“If It’s Not Working, Why Would They Be Testing It?”: mental models of HIV vaccine trials and preventive misconception among men who have sex with men in India
1 Centre for Sexuality and Health Research and Policy (C-SHaRP), 38 (Old No. 167), Ground Floor, Rangarajapuram Main Road, Kodambakkam, Chennai 600024, India
2 Factor-Inwentash Faculty of Social Work, University of Toronto, 246 Bloor Street West, Toronto, Ontario M5S 1V4 Canada
3 The Humsafar Trust, III floor, Manthan Plaza, Nehru Road, Vakola, Santacruz (East), Mumbai 400 055 India
BMC Public Health 2013, 13:731 doi:10.1186/1471-2458-13-731Published: 7 August 2013
Informed consent based on comprehension of potential risks and benefits is fundamental to the ethical conduct of clinical research. We explored mental models of candidate HIV vaccines and clinical trials that may impact on the feasibility and ethics of biomedical HIV prevention trials among men who have sex with men (MSM) in India.
A community-based research project was designed and implemented in partnership with community-based organizations serving MSM in Chennai and Mumbai. We conducted 12 focus groups (n = 68) with diverse MSM and 14 key informant interviews with MSM community leaders/service providers using a semi-structured interview guide to explore knowledge and beliefs about HIV vaccines and clinical trials. Focus groups (60–90 minutes) and interviews (45–60 minutes) were conducted in participants’ native language (Tamil in Chennai; Marathi or Hindi in Mumbai), audio-taped, transcribed and translated into English. We explored focus group and interview data using thematic analysis and a constant comparative method, with a focus on mental models of HIV vaccines and clinical trials.

● **Brief A**
Answer these questions from the abstract on HIV vaccine trials among men who have sex with men in India:
(i) In which two cities did the partner community-based organizations serve MSM?
(ii) How many focus groups were held, and with how many participants in total?
(iii) In what language were the Chennai sessions conducted?
● **Brief B**
Set down the HIV vaccine trial abstract word for word, from "A community-based research" down to "of HIV vaccines and clinical trials.".
● **Brief C**
Write the next part of the abstract on HIV vaccine trials among men who have sex with men in India, starting after its last sentence.
You won't need any of the dataset lines.

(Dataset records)
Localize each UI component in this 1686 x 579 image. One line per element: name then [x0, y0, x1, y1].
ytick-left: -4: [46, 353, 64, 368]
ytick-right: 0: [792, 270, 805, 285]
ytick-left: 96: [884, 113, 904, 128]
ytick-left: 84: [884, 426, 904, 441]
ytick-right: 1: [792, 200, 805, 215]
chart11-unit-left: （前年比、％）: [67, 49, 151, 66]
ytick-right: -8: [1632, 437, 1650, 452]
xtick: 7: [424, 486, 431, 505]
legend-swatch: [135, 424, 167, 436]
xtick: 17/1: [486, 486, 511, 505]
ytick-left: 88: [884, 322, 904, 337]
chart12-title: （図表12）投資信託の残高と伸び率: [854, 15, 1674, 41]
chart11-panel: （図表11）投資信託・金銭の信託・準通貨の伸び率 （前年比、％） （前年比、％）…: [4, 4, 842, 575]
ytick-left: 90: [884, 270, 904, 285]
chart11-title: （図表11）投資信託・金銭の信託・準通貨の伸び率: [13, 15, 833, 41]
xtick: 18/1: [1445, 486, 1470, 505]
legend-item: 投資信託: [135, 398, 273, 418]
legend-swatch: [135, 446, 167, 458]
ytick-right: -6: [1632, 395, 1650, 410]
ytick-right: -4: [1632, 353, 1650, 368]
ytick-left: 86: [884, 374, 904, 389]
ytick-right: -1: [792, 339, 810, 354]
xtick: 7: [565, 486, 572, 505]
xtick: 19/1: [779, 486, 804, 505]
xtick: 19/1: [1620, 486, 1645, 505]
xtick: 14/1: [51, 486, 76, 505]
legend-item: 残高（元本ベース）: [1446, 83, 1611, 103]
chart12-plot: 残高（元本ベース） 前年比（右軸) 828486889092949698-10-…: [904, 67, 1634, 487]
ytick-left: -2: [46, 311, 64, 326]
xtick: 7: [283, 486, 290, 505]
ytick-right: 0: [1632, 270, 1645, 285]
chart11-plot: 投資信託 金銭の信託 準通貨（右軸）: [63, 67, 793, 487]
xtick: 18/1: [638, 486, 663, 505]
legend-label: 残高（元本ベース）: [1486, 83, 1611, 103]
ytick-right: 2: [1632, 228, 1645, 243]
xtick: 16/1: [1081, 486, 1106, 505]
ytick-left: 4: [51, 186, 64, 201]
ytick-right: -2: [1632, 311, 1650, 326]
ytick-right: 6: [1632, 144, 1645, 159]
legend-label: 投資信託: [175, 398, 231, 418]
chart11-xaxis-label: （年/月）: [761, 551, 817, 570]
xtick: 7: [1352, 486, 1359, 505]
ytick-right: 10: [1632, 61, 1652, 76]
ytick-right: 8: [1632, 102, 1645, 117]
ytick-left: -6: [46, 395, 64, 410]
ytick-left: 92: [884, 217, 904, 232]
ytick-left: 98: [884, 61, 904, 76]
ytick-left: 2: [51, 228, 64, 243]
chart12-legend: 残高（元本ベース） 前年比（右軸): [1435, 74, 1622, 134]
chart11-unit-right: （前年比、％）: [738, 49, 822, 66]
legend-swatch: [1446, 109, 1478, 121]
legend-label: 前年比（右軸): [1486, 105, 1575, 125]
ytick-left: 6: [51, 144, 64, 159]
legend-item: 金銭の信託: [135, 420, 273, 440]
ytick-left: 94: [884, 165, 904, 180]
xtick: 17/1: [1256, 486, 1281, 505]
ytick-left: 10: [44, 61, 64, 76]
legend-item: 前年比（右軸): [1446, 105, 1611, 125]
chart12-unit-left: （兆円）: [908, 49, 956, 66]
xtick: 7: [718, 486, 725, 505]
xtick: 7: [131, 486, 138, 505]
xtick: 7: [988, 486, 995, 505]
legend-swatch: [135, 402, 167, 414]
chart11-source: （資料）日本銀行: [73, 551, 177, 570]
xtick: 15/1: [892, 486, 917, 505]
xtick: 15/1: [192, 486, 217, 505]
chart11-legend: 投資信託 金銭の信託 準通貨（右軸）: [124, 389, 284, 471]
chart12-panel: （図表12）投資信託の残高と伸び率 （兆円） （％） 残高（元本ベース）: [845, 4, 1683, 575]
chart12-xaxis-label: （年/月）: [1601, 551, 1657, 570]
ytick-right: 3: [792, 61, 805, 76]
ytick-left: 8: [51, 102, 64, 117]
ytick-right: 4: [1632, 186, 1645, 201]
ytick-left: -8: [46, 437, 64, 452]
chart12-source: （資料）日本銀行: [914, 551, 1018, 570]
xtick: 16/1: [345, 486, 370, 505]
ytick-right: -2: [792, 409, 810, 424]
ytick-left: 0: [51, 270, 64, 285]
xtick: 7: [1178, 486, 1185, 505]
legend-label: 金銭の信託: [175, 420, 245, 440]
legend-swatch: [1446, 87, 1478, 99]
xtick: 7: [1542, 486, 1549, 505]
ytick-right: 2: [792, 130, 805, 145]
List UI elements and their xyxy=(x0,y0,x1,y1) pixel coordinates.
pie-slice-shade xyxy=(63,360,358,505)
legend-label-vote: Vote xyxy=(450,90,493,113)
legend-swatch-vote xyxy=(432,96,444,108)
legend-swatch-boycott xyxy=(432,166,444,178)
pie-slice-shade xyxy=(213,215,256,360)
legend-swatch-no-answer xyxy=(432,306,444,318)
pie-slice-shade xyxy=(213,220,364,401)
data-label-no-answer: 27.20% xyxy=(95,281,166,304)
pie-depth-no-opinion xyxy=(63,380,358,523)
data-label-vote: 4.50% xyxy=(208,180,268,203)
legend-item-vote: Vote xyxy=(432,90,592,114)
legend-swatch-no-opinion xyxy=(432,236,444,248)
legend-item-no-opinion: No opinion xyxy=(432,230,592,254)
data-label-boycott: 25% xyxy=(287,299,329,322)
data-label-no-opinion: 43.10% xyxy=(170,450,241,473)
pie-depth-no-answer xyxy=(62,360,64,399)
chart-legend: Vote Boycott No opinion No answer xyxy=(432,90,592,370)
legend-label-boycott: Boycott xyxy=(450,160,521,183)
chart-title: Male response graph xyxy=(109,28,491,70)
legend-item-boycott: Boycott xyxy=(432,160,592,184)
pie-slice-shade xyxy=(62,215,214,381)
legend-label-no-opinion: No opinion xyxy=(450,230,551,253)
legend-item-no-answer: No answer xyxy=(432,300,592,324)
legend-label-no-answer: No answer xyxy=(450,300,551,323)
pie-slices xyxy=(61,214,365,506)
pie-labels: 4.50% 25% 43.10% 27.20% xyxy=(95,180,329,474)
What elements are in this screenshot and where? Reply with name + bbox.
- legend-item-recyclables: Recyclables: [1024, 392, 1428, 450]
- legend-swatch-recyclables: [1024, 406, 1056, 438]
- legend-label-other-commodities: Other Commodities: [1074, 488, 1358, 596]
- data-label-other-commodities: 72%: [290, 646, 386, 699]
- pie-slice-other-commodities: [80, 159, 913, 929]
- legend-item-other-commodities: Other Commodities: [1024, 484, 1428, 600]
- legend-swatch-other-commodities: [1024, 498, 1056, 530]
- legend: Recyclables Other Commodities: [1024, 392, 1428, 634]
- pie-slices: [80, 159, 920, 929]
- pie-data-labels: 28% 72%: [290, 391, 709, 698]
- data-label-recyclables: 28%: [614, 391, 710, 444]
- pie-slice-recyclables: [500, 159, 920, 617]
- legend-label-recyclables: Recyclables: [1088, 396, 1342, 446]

● **Reply A**
(i) Chennai and Mumbai
(ii) 12 focus groups, with 68 participants
(iii) Tamil

● **Reply B**
A community-based research project was designed and implemented in partnership with community-based organizations serving MSM in Chennai and Mumbai. We conducted 12 focus groups (n = 68) with diverse MSM and 14 key informant interviews with MSM community leaders/service providers using a semi-structured interview guide to explore knowledge and beliefs about HIV vaccines and clinical trials. Focus groups (60–90 minutes) and interviews (45–60 minutes) were conducted in participants’ native language (Tamil in Chennai; Marathi or Hindi in Mumbai), audio-taped, transcribed and translated into English. We explored focus group and interview data using thematic analysis and a constant comparative method, with a focus on mental models of HIV vaccines and clinical trials.

● **Reply C**
A mental model of HIV vaccine-induced seropositivity as “having HIV” resulted in fears of vaccine-induced infection and HIV stigma. Some participants feared inactivated vaccines might “drink blood” and “come alive”. Pervasive preventive misconception was based on a mental model of prevention trials as interventions, overestimation of likely efficacy of candidate vaccines and likelihood of being assigned to the experimental group, with expectations of protective benefits and decreased condom use. Widespread misunderstanding and lack of acceptance of placebo and random assignment supported perceptions of clinical trials as “cheating”. Key informants expressed concerns that volunteers from vulnerable Indian communities were being used as “experimental rats” to benefit high-income countries.
Evidence-informed interventions that engage with shared mental models among potential trial volunteers, along with policies and funding mechanisms that ensure local access to products that demonstrate efficacy in trials, may support the safe and ethical implementation of HIV vaccine trials in India.